§ WORK INSTRUCTIONS
Select from the data all lines with the word "hope".

§ DATA FOR THIS EXERCISE
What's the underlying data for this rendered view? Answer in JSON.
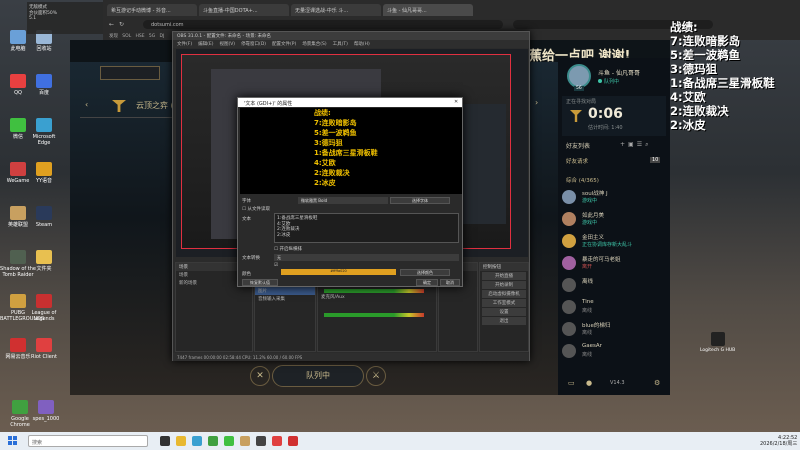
{
  "overlay": {
    "lines": [
      "战绩:",
      "7:连败暗影岛",
      "5:差一波鹈鱼",
      "3:德玛狙",
      "1:备战席三星滑板鞋",
      "4:艾欧",
      "2:连败裁决",
      "2:冰皮"
    ]
  },
  "stream_banner": "费的香蕉给一点吧 谢谢!",
  "browser": {
    "tabs": [
      "希互游记手动微博 - 抖音...",
      "斗鱼直播-中国DOTA+...",
      "无量涩课选战-中乐 斗...",
      "斗鱼 - 仙凡哥哥..."
    ],
    "address": "dotsumi.com",
    "bookmarks": [
      "发现",
      "SOL",
      "HSE",
      "5G",
      "DJ"
    ]
  },
  "float_window": {
    "title": "无敌模式",
    "line1": "合伙面积50%",
    "line2": "5.1"
  },
  "lol": {
    "mode_title": "云顶之弈 (排位)",
    "profile_name": "斗鱼 - 仙凡哥哥",
    "profile_status": "队列中",
    "level": "56",
    "in_queue_label": "正在寻找对局",
    "timer": "0:06",
    "estimated": "估计时间: 1:40",
    "friends_header": "好友列表",
    "friend_requests": "好友请求",
    "friend_requests_count": "10",
    "group_label": "综合 (4/365)",
    "friends": [
      {
        "name": "soul战神 J",
        "status": "游戏中",
        "status_color": "#3ec5a8",
        "avatar_color": "#7a8fa8"
      },
      {
        "name": "如此月美",
        "status": "游戏中",
        "status_color": "#3ec5a8",
        "avatar_color": "#b08060"
      },
      {
        "name": "金田主义",
        "status": "正在协调库存新大乱斗",
        "status_color": "#3ec5a8",
        "avatar_color": "#d0a040"
      },
      {
        "name": "暴走的可马老姐",
        "status": "离开",
        "status_color": "#c85050",
        "avatar_color": "#a060a0"
      },
      {
        "name": "离线",
        "status": "",
        "status_color": "#888",
        "avatar_color": "#555"
      },
      {
        "name": "Tine",
        "status": "离线",
        "status_color": "#888",
        "avatar_color": "#555"
      },
      {
        "name": "blue的梯归",
        "status": "离线",
        "status_color": "#888",
        "avatar_color": "#555"
      },
      {
        "name": "GaesAr",
        "status": "离线",
        "status_color": "#888",
        "avatar_color": "#555"
      }
    ],
    "queue_button": "队列中",
    "version": "V14.3"
  },
  "obs": {
    "title": "OBS 31.0.1 - 配置文件: 未命名 - 场景: 未命名",
    "menu": [
      "文件(F)",
      "编辑(E)",
      "视图(V)",
      "停靠窗口(D)",
      "配置文件(P)",
      "场景集合(S)",
      "工具(T)",
      "帮助(H)"
    ],
    "docks": {
      "scenes": "场景",
      "sources": "来源",
      "mixer": "混音器",
      "transitions": "转场特效",
      "controls": "控制按钮"
    },
    "scene_items": [
      "场景",
      "新的场景"
    ],
    "source_items": [
      "文本 (GDI+)",
      "显示器采集",
      "图片",
      "音频输入采集"
    ],
    "mixer_items": [
      "桌面音频",
      "麦克风/Aux"
    ],
    "controls": [
      "开始直播",
      "开始录制",
      "启动虚拟摄像机",
      "工作室模式",
      "设置",
      "退出"
    ],
    "status": "7447 frames  00:00:00  02:58:44  CPU: 11.2%  60.00 / 60.00 FPS"
  },
  "props": {
    "title": "'文本 (GDI+)' 的属性",
    "preview_text": [
      "战绩:",
      "7:连败暗影岛",
      "5:差一波鹈鱼",
      "3:德玛狙",
      "1:备战席三星滑板鞋",
      "4:艾欧",
      "2:连败裁决",
      "2:冰皮"
    ],
    "font_label": "字体",
    "font_value": "微软雅黑 Bold",
    "font_button": "选择字体",
    "from_file": "从文件读取",
    "text_label": "文本",
    "textarea": [
      "1:备战席三星滑板鞋",
      "4:艾欧",
      "2:连败裁决",
      "2:冰皮"
    ],
    "vertical": "开启纵横排",
    "transform_label": "文本转换",
    "transform_value": "无",
    "color_label": "颜色",
    "color_value": "#ffffa020",
    "color_button": "选择颜色",
    "bg_label": "背景不透明度",
    "defaults_button": "恢复默认值",
    "ok_button": "确定",
    "cancel_button": "取消"
  },
  "desktop_icons": [
    {
      "label": "此电脑",
      "color": "#6aa0d8"
    },
    {
      "label": "回收站",
      "color": "#9ab8d8"
    },
    {
      "label": "QQ",
      "color": "#e84040"
    },
    {
      "label": "百度",
      "color": "#4070e0"
    },
    {
      "label": "微信",
      "color": "#40c040"
    },
    {
      "label": "Microsoft Edge",
      "color": "#3aa0d0"
    },
    {
      "label": "WeGame",
      "color": "#d04040"
    },
    {
      "label": "YY语音",
      "color": "#e0a020"
    },
    {
      "label": "英雄联盟",
      "color": "#c8a060"
    },
    {
      "label": "Steam",
      "color": "#2a3a5a"
    },
    {
      "label": "Shadow of the Tomb Raider",
      "color": "#506050"
    },
    {
      "label": "文件夹",
      "color": "#e8c050"
    },
    {
      "label": "PUBG BATTLEGROUNDS",
      "color": "#d0a040"
    },
    {
      "label": "League of Legends",
      "color": "#c83030"
    },
    {
      "label": "网易云音乐",
      "color": "#d03030"
    },
    {
      "label": "Riot Client",
      "color": "#e04040"
    },
    {
      "label": "Google Chrome",
      "color": "#40a040"
    },
    {
      "label": "spes_1000",
      "color": "#8060c0"
    }
  ],
  "taskbar": {
    "search_placeholder": "搜索",
    "time": "4:22:52",
    "date": "2026/2/18/周三"
  },
  "logitech": "Logitech G HUB"
}
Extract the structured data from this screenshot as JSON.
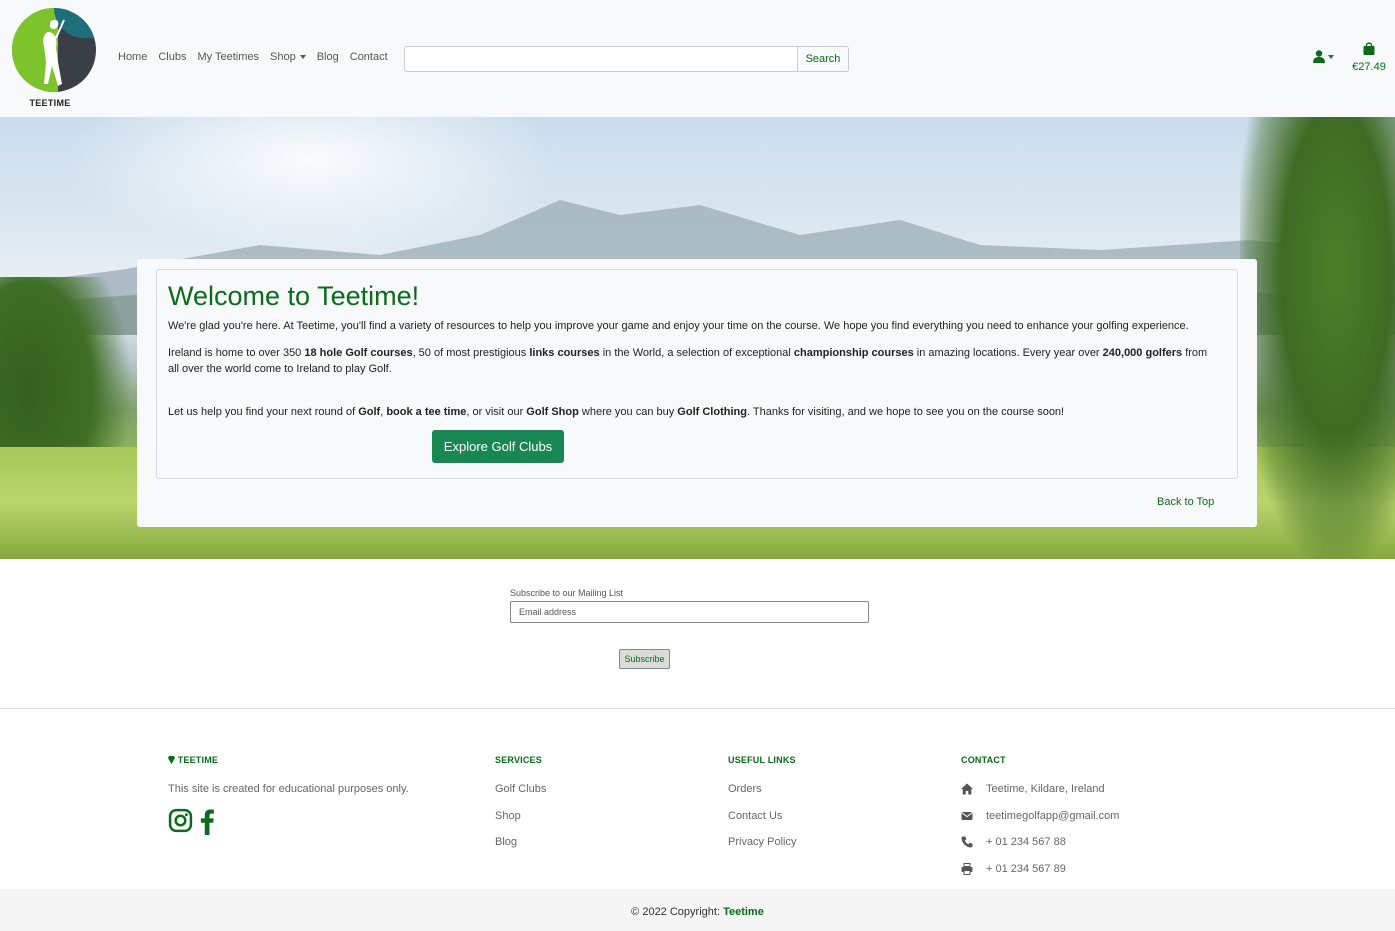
{
  "brand": {
    "logo_text": "TEETIME"
  },
  "nav": {
    "links": [
      "Home",
      "Clubs",
      "My Teetimes",
      "Shop",
      "Blog",
      "Contact"
    ],
    "search_button": "Search",
    "search_placeholder": "",
    "cart_total": "€27.49"
  },
  "hero": {
    "title": "Welcome to Teetime!",
    "p1": "We're glad you're here. At Teetime, you'll find a variety of resources to help you improve your game and enjoy your time on the course. We hope you find everything you need to enhance your golfing experience.",
    "p2": {
      "t1": "Ireland is home to over 350 ",
      "b1": "18 hole Golf courses",
      "t2": ", 50 of most prestigious ",
      "b2": "links courses",
      "t3": " in the World, a selection of exceptional ",
      "b3": "championship courses",
      "t4": " in amazing locations. Every year over ",
      "b4": "240,000 golfers",
      "t5": " from all over the world come to Ireland to play Golf."
    },
    "p3": {
      "t1": "Let us help you find your next round of ",
      "b1": "Golf",
      "t2": ", ",
      "b2": "book a tee time",
      "t3": ", or visit our ",
      "b3": "Golf Shop",
      "t4": " where you can buy ",
      "b4": "Golf Clothing",
      "t5": ". Thanks for visiting, and we hope to see you on the course soon!"
    },
    "button": "Explore Golf Clubs",
    "back_to_top": "Back to Top"
  },
  "subscribe": {
    "label": "Subscribe to our Mailing List",
    "placeholder": "Email address",
    "button": "Subscribe"
  },
  "footer": {
    "brand_heading": "TEETIME",
    "brand_text": "This site is created for educational purposes only.",
    "services_heading": "SERVICES",
    "services": [
      "Golf Clubs",
      "Shop",
      "Blog"
    ],
    "links_heading": "USEFUL LINKS",
    "links": [
      "Orders",
      "Contact Us",
      "Privacy Policy"
    ],
    "contact_heading": "CONTACT",
    "address": "Teetime, Kildare, Ireland",
    "email": "teetimegolfapp@gmail.com",
    "phone": "+ 01 234 567 88",
    "fax": "+ 01 234 567 89",
    "copyright_prefix": "© 2022 Copyright: ",
    "copyright_brand": "Teetime"
  },
  "colors": {
    "brand_green": "#0b6b1b",
    "button_green": "#198754"
  }
}
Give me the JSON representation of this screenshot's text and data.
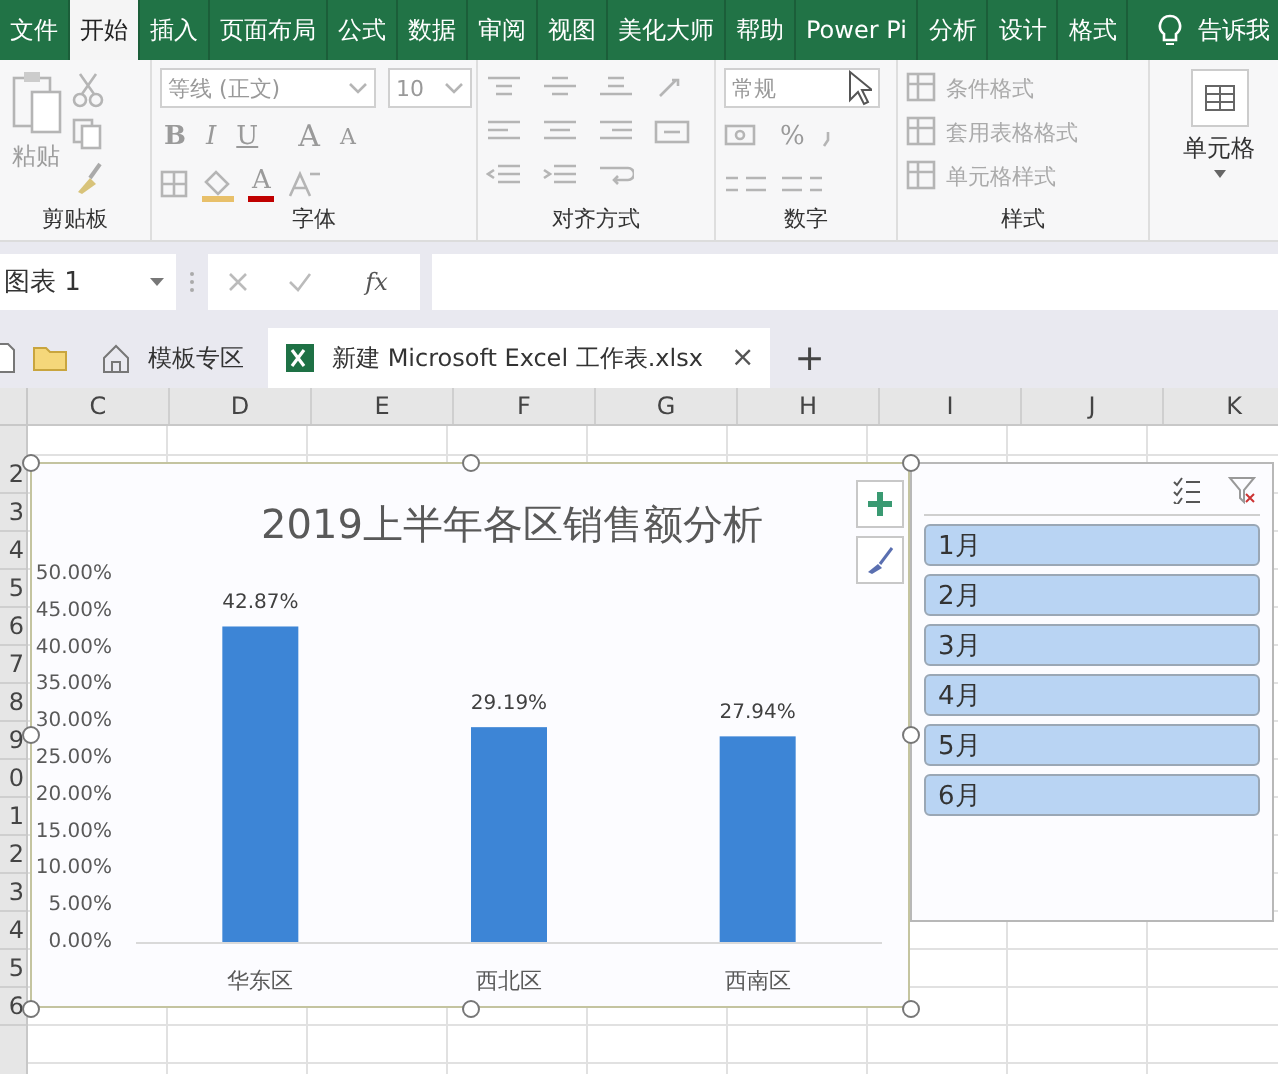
{
  "ribbon": {
    "tabs": [
      {
        "label": "文件",
        "selected": false
      },
      {
        "label": "开始",
        "selected": true
      },
      {
        "label": "插入",
        "selected": false
      },
      {
        "label": "页面布局",
        "selected": false
      },
      {
        "label": "公式",
        "selected": false
      },
      {
        "label": "数据",
        "selected": false
      },
      {
        "label": "审阅",
        "selected": false
      },
      {
        "label": "视图",
        "selected": false
      },
      {
        "label": "美化大师",
        "selected": false
      },
      {
        "label": "帮助",
        "selected": false
      },
      {
        "label": "Power Pi",
        "selected": false
      },
      {
        "label": "分析",
        "selected": false
      },
      {
        "label": "设计",
        "selected": false
      },
      {
        "label": "格式",
        "selected": false
      }
    ],
    "tell_me": "告诉我",
    "clipboard": {
      "paste": "粘贴",
      "label": "剪贴板"
    },
    "font": {
      "name": "等线 (正文)",
      "size": "10",
      "bold": "B",
      "italic": "I",
      "underline": "U",
      "grow": "A",
      "shrink": "A",
      "font_color_button": "A",
      "label": "字体"
    },
    "alignment": {
      "label": "对齐方式"
    },
    "number": {
      "format": "常规",
      "percent": "%",
      "label": "数字"
    },
    "styles": {
      "items": [
        "条件格式",
        "套用表格格式",
        "单元格样式"
      ],
      "label": "样式"
    },
    "cells": {
      "button": "单元格"
    }
  },
  "formula_bar": {
    "name_box": "图表 1",
    "fx": "fx"
  },
  "doc_tabs": {
    "tabs": [
      {
        "label": "模板专区",
        "kind": "home",
        "selected": false
      },
      {
        "label": "新建 Microsoft Excel 工作表.xlsx",
        "kind": "excel",
        "selected": true,
        "close": "×"
      }
    ],
    "new_tab": "+"
  },
  "sheet": {
    "columns": [
      "C",
      "D",
      "E",
      "F",
      "G",
      "H",
      "I",
      "J",
      "K"
    ],
    "rows": [
      "2",
      "3",
      "4",
      "5",
      "6",
      "7",
      "8",
      "9",
      "0",
      "1",
      "2",
      "3",
      "4",
      "5",
      "6"
    ],
    "chart": {
      "chart_data": {
        "type": "bar",
        "title": "2019上半年各区销售额分析",
        "categories": [
          "华东区",
          "西北区",
          "西南区"
        ],
        "series": [
          {
            "color": "#3d85d6",
            "values": [
              42.87,
              29.19,
              27.94
            ]
          }
        ],
        "ylim": [
          0,
          50
        ],
        "yticks": [
          {
            "value": 0,
            "label": "0.00%"
          },
          {
            "value": 5,
            "label": "5.00%"
          },
          {
            "value": 10,
            "label": "10.00%"
          },
          {
            "value": 15,
            "label": "15.00%"
          },
          {
            "value": 20,
            "label": "20.00%"
          },
          {
            "value": 25,
            "label": "25.00%"
          },
          {
            "value": 30,
            "label": "30.00%"
          },
          {
            "value": 35,
            "label": "35.00%"
          },
          {
            "value": 40,
            "label": "40.00%"
          },
          {
            "value": 45,
            "label": "45.00%"
          },
          {
            "value": 50,
            "label": "50.00%"
          }
        ],
        "value_labels": [
          "42.87%",
          "29.19%",
          "27.94%"
        ]
      }
    },
    "slicer": {
      "items": [
        {
          "label": "1月",
          "selected": true
        },
        {
          "label": "2月",
          "selected": true
        },
        {
          "label": "3月",
          "selected": true
        },
        {
          "label": "4月",
          "selected": true
        },
        {
          "label": "5月",
          "selected": true
        },
        {
          "label": "6月",
          "selected": true
        }
      ]
    }
  }
}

§ WRITTEN ANSWER
    "p1": "We're glad you're here. At Teetime, you'll find a variety of resources to help you improve your game and enjoy your time on the course. We hope you find everything you need to enhance your golfing experience.",
      "t5": ". Thanks for visiting, and we hope to see you on the course soon!"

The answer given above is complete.